• WORK INSTRUCTIONS:
Only the pictures are omitted; repeat all other data exactly.

Figure record listings
================
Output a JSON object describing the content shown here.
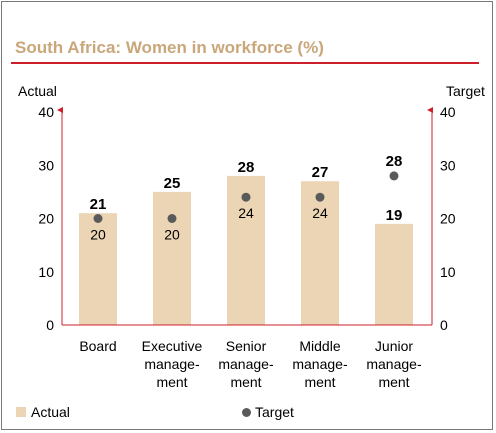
{
  "title": "South Africa: Women in workforce (%)",
  "colors": {
    "actual_bar": "#ecd5b5",
    "target_dot": "#5a5a5a",
    "axis": "#cc1f2a",
    "title": "#c9a77a"
  },
  "chart_data": {
    "type": "bar",
    "title": "South Africa: Women in workforce (%)",
    "ylabel_left": "Actual",
    "ylabel_right": "Target",
    "ylim": [
      0,
      40
    ],
    "yticks": [
      0,
      10,
      20,
      30,
      40
    ],
    "categories": [
      [
        "Board"
      ],
      [
        "Executive",
        "manage-",
        "ment"
      ],
      [
        "Senior",
        "manage-",
        "ment"
      ],
      [
        "Middle",
        "manage-",
        "ment"
      ],
      [
        "Junior",
        "manage-",
        "ment"
      ]
    ],
    "series": [
      {
        "name": "Actual",
        "type": "bar",
        "values": [
          21,
          25,
          28,
          27,
          19
        ]
      },
      {
        "name": "Target",
        "type": "scatter",
        "values": [
          20,
          20,
          24,
          24,
          28
        ]
      }
    ],
    "legend": [
      "Actual",
      "Target"
    ],
    "grid": false
  }
}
================
• ANSWER FOR THIS EXERCISE:
Output a JSON object describing the content shown here.
{
  "title": "South Africa: Women in workforce (%)",
  "colors": {
    "actual_bar": "#ecd5b5",
    "target_dot": "#5a5a5a",
    "axis": "#cc1f2a",
    "title": "#c9a77a"
  },
  "chart_data": {
    "type": "bar",
    "title": "South Africa: Women in workforce (%)",
    "ylabel_left": "Actual",
    "ylabel_right": "Target",
    "ylim": [
      0,
      40
    ],
    "yticks": [
      0,
      10,
      20,
      30,
      40
    ],
    "categories": [
      [
        "Board"
      ],
      [
        "Executive",
        "manage-",
        "ment"
      ],
      [
        "Senior",
        "manage-",
        "ment"
      ],
      [
        "Middle",
        "manage-",
        "ment"
      ],
      [
        "Junior",
        "manage-",
        "ment"
      ]
    ],
    "series": [
      {
        "name": "Actual",
        "type": "bar",
        "values": [
          21,
          25,
          28,
          27,
          19
        ]
      },
      {
        "name": "Target",
        "type": "scatter",
        "values": [
          20,
          20,
          24,
          24,
          28
        ]
      }
    ],
    "legend": [
      "Actual",
      "Target"
    ],
    "grid": false
  }
}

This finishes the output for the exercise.